SET PROBLEM: Could you extract every line of the records below and reproduce each one verbatim, in the same order?

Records
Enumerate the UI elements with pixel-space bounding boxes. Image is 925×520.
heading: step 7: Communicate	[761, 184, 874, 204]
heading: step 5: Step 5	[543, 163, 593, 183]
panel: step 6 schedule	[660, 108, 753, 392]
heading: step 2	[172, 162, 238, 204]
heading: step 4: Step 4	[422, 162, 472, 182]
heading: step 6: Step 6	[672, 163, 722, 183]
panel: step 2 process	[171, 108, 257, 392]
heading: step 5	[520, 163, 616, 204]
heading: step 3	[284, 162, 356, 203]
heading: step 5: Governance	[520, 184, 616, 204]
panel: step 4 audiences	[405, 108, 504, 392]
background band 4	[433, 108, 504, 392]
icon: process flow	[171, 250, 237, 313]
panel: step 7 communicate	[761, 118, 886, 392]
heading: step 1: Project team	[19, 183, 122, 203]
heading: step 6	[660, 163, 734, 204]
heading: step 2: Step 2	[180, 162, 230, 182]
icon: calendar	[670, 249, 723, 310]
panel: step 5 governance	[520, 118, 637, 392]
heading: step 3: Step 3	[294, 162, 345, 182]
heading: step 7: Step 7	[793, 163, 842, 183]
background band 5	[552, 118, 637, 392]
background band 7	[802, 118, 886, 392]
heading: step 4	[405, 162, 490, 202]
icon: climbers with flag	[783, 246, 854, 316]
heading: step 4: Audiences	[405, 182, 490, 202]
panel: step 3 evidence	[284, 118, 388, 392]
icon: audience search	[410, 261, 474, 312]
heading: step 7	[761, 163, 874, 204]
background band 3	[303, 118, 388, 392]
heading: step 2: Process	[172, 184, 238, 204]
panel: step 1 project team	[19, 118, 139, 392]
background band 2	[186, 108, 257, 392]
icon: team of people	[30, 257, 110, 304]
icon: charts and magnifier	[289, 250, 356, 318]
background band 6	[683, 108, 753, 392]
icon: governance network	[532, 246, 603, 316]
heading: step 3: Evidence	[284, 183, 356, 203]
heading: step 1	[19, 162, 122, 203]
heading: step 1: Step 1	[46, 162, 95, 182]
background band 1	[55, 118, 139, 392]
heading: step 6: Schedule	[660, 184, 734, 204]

THE SOLUTION:
Enumerate the UI elements with pixel-space bounding boxes. Image is 925×520.
heading: step 7: Communicate	[761, 184, 874, 204]
heading: step 5: Step 5	[543, 163, 593, 183]
panel: step 6 schedule	[660, 108, 753, 392]
heading: step 2	[172, 162, 238, 204]
heading: step 4: Step 4	[422, 162, 472, 182]
heading: step 6: Step 6	[672, 163, 722, 183]
panel: step 2 process	[171, 108, 257, 392]
heading: step 5	[520, 163, 616, 204]
heading: step 3	[284, 162, 356, 203]
heading: step 5: Governance	[520, 184, 616, 204]
panel: step 4 audiences	[405, 108, 504, 392]
background band 4	[433, 108, 504, 392]
icon: process flow	[171, 250, 237, 313]
panel: step 7 communicate	[761, 118, 886, 392]
heading: step 1: Project team	[19, 183, 122, 203]
heading: step 6	[660, 163, 734, 204]
heading: step 2: Step 2	[180, 162, 230, 182]
icon: calendar	[670, 249, 723, 310]
panel: step 5 governance	[520, 118, 637, 392]
heading: step 3: Step 3	[294, 162, 345, 182]
heading: step 7: Step 7	[793, 163, 842, 183]
background band 5	[552, 118, 637, 392]
background band 7	[802, 118, 886, 392]
heading: step 4	[405, 162, 490, 202]
icon: climbers with flag	[783, 246, 854, 316]
heading: step 4: Audiences	[405, 182, 490, 202]
panel: step 3 evidence	[284, 118, 388, 392]
icon: audience search	[410, 261, 474, 312]
heading: step 7	[761, 163, 874, 204]
background band 3	[303, 118, 388, 392]
heading: step 2: Process	[172, 184, 238, 204]
panel: step 1 project team	[19, 118, 139, 392]
background band 2	[186, 108, 257, 392]
icon: team of people	[30, 257, 110, 304]
icon: charts and magnifier	[289, 250, 356, 318]
background band 6	[683, 108, 753, 392]
icon: governance network	[532, 246, 603, 316]
heading: step 3: Evidence	[284, 183, 356, 203]
heading: step 1	[19, 162, 122, 203]
heading: step 1: Step 1	[46, 162, 95, 182]
background band 1	[55, 118, 139, 392]
heading: step 6: Schedule	[660, 184, 734, 204]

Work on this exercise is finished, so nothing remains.